Challenge
Write out each of the items below word for word, leaving nothing out.

Given information
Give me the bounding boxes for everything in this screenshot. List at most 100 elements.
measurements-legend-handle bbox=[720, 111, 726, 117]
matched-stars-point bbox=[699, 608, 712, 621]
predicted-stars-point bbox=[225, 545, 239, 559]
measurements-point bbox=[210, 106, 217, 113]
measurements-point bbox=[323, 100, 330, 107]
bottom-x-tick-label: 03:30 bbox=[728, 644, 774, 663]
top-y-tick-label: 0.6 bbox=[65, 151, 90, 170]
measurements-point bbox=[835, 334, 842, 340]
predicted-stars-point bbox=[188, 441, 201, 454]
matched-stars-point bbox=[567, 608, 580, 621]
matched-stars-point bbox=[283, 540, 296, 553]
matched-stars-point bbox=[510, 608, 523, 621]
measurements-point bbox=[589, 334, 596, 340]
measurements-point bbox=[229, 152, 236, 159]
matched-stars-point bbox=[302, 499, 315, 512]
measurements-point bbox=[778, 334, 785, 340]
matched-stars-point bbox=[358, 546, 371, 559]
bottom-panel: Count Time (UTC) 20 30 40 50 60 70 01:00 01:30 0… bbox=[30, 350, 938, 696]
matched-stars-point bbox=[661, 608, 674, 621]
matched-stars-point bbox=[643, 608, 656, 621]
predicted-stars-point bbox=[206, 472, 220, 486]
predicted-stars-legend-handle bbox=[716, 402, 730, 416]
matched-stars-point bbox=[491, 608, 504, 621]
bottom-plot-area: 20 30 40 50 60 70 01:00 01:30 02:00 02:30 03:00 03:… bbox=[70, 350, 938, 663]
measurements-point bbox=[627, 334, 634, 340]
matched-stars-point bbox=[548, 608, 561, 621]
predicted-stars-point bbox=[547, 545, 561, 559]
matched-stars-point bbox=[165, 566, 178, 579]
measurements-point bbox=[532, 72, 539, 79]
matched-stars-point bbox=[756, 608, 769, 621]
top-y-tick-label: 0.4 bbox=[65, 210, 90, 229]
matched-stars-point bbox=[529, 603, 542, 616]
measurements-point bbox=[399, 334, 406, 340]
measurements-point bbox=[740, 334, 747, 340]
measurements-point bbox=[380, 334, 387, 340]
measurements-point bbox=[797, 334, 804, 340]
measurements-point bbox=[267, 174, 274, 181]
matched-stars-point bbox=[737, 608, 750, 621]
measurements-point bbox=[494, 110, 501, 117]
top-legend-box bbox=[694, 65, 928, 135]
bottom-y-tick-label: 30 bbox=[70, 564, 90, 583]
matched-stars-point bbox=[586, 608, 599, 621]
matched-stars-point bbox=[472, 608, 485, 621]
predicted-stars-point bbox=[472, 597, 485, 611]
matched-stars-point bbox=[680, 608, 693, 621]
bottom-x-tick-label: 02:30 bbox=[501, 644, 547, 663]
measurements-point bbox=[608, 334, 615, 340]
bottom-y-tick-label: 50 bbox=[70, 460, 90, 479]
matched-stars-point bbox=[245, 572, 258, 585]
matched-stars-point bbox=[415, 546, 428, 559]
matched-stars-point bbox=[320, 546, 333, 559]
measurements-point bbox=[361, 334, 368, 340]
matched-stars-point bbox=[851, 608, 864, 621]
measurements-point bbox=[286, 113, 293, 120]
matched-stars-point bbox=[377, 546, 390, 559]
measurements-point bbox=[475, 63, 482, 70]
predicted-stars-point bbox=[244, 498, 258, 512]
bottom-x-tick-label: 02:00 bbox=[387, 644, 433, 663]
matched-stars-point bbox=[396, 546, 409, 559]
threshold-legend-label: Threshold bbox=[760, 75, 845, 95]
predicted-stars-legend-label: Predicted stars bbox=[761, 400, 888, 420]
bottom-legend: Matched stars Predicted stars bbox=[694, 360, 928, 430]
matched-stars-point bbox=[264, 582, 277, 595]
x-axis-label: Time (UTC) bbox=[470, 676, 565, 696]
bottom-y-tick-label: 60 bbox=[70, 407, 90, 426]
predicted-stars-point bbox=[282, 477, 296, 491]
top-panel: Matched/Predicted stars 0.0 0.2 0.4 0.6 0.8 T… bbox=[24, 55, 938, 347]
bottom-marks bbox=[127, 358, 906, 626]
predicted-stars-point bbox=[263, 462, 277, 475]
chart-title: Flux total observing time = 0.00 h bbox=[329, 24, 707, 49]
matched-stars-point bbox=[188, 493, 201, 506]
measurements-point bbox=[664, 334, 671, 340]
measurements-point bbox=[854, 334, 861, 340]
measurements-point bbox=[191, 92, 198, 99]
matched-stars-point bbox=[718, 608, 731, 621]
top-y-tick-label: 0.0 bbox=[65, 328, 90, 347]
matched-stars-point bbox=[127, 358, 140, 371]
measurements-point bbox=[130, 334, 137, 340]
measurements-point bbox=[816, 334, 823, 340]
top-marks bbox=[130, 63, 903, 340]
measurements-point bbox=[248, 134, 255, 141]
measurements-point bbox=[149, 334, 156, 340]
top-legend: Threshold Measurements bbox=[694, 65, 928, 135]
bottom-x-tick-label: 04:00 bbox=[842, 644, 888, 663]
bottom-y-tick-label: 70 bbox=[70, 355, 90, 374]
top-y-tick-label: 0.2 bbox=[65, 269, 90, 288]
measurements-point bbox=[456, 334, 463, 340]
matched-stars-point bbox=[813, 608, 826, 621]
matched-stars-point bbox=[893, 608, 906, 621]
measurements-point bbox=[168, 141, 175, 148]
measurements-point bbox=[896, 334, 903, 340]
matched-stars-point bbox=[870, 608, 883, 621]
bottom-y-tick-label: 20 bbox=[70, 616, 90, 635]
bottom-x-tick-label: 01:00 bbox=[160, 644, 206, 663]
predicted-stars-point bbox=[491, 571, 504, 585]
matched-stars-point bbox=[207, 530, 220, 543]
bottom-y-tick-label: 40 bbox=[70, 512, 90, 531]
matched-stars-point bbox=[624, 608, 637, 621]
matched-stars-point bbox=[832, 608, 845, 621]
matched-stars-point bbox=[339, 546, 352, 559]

Response to this task
Give me the bounding boxes for everything in this screenshot. List at most 100 elements.
measurements-legend-handle bbox=[720, 111, 726, 117]
matched-stars-point bbox=[699, 608, 712, 621]
predicted-stars-point bbox=[225, 545, 239, 559]
measurements-point bbox=[210, 106, 217, 113]
measurements-point bbox=[323, 100, 330, 107]
bottom-x-tick-label: 03:30 bbox=[728, 644, 774, 663]
top-y-tick-label: 0.6 bbox=[65, 151, 90, 170]
measurements-point bbox=[835, 334, 842, 340]
predicted-stars-point bbox=[188, 441, 201, 454]
matched-stars-point bbox=[567, 608, 580, 621]
matched-stars-point bbox=[283, 540, 296, 553]
matched-stars-point bbox=[510, 608, 523, 621]
measurements-point bbox=[589, 334, 596, 340]
measurements-point bbox=[229, 152, 236, 159]
matched-stars-point bbox=[302, 499, 315, 512]
measurements-point bbox=[778, 334, 785, 340]
matched-stars-point bbox=[358, 546, 371, 559]
bottom-panel: Count Time (UTC) 20 30 40 50 60 70 01:00 01:30 0… bbox=[30, 350, 938, 696]
matched-stars-point bbox=[661, 608, 674, 621]
matched-stars-point bbox=[643, 608, 656, 621]
predicted-stars-point bbox=[206, 472, 220, 486]
predicted-stars-legend-handle bbox=[716, 402, 730, 416]
matched-stars-point bbox=[491, 608, 504, 621]
bottom-plot-area: 20 30 40 50 60 70 01:00 01:30 02:00 02:30 03:00 03:… bbox=[70, 350, 938, 663]
measurements-point bbox=[627, 334, 634, 340]
matched-stars-point bbox=[548, 608, 561, 621]
predicted-stars-point bbox=[547, 545, 561, 559]
matched-stars-point bbox=[165, 566, 178, 579]
measurements-point bbox=[532, 72, 539, 79]
matched-stars-point bbox=[756, 608, 769, 621]
top-y-tick-label: 0.4 bbox=[65, 210, 90, 229]
matched-stars-point bbox=[529, 603, 542, 616]
measurements-point bbox=[399, 334, 406, 340]
measurements-point bbox=[740, 334, 747, 340]
measurements-point bbox=[380, 334, 387, 340]
measurements-point bbox=[797, 334, 804, 340]
measurements-point bbox=[267, 174, 274, 181]
matched-stars-point bbox=[737, 608, 750, 621]
measurements-point bbox=[494, 110, 501, 117]
top-legend-box bbox=[694, 65, 928, 135]
bottom-y-tick-label: 30 bbox=[70, 564, 90, 583]
matched-stars-point bbox=[586, 608, 599, 621]
matched-stars-point bbox=[472, 608, 485, 621]
predicted-stars-point bbox=[472, 597, 485, 611]
matched-stars-point bbox=[680, 608, 693, 621]
bottom-x-tick-label: 02:30 bbox=[501, 644, 547, 663]
measurements-point bbox=[608, 334, 615, 340]
bottom-y-tick-label: 50 bbox=[70, 460, 90, 479]
matched-stars-point bbox=[245, 572, 258, 585]
matched-stars-point bbox=[415, 546, 428, 559]
matched-stars-point bbox=[320, 546, 333, 559]
measurements-point bbox=[361, 334, 368, 340]
matched-stars-point bbox=[851, 608, 864, 621]
measurements-point bbox=[286, 113, 293, 120]
matched-stars-point bbox=[377, 546, 390, 559]
measurements-point bbox=[475, 63, 482, 70]
predicted-stars-point bbox=[244, 498, 258, 512]
bottom-x-tick-label: 02:00 bbox=[387, 644, 433, 663]
matched-stars-point bbox=[396, 546, 409, 559]
threshold-legend-label: Threshold bbox=[760, 75, 845, 95]
predicted-stars-legend-label: Predicted stars bbox=[761, 400, 888, 420]
bottom-legend: Matched stars Predicted stars bbox=[694, 360, 928, 430]
matched-stars-point bbox=[264, 582, 277, 595]
x-axis-label: Time (UTC) bbox=[470, 676, 565, 696]
bottom-y-tick-label: 60 bbox=[70, 407, 90, 426]
predicted-stars-point bbox=[282, 477, 296, 491]
top-panel: Matched/Predicted stars 0.0 0.2 0.4 0.6 0.8 T… bbox=[24, 55, 938, 347]
bottom-marks bbox=[127, 358, 906, 626]
predicted-stars-point bbox=[263, 462, 277, 475]
chart-title: Flux total observing time = 0.00 h bbox=[329, 24, 707, 49]
matched-stars-point bbox=[188, 493, 201, 506]
measurements-point bbox=[664, 334, 671, 340]
measurements-point bbox=[854, 334, 861, 340]
measurements-point bbox=[191, 92, 198, 99]
matched-stars-point bbox=[718, 608, 731, 621]
top-y-tick-label: 0.0 bbox=[65, 328, 90, 347]
matched-stars-point bbox=[127, 358, 140, 371]
measurements-point bbox=[130, 334, 137, 340]
measurements-point bbox=[816, 334, 823, 340]
top-marks bbox=[130, 63, 903, 340]
measurements-point bbox=[248, 134, 255, 141]
measurements-point bbox=[149, 334, 156, 340]
top-legend: Threshold Measurements bbox=[694, 65, 928, 135]
bottom-x-tick-label: 04:00 bbox=[842, 644, 888, 663]
bottom-y-tick-label: 70 bbox=[70, 355, 90, 374]
top-y-tick-label: 0.2 bbox=[65, 269, 90, 288]
measurements-point bbox=[456, 334, 463, 340]
matched-stars-point bbox=[813, 608, 826, 621]
matched-stars-point bbox=[893, 608, 906, 621]
measurements-point bbox=[168, 141, 175, 148]
measurements-point bbox=[896, 334, 903, 340]
matched-stars-point bbox=[870, 608, 883, 621]
bottom-y-tick-label: 20 bbox=[70, 616, 90, 635]
bottom-x-tick-label: 01:00 bbox=[160, 644, 206, 663]
predicted-stars-point bbox=[491, 571, 504, 585]
matched-stars-point bbox=[207, 530, 220, 543]
bottom-y-tick-label: 40 bbox=[70, 512, 90, 531]
matched-stars-point bbox=[624, 608, 637, 621]
matched-stars-point bbox=[832, 608, 845, 621]
matched-stars-point bbox=[339, 546, 352, 559]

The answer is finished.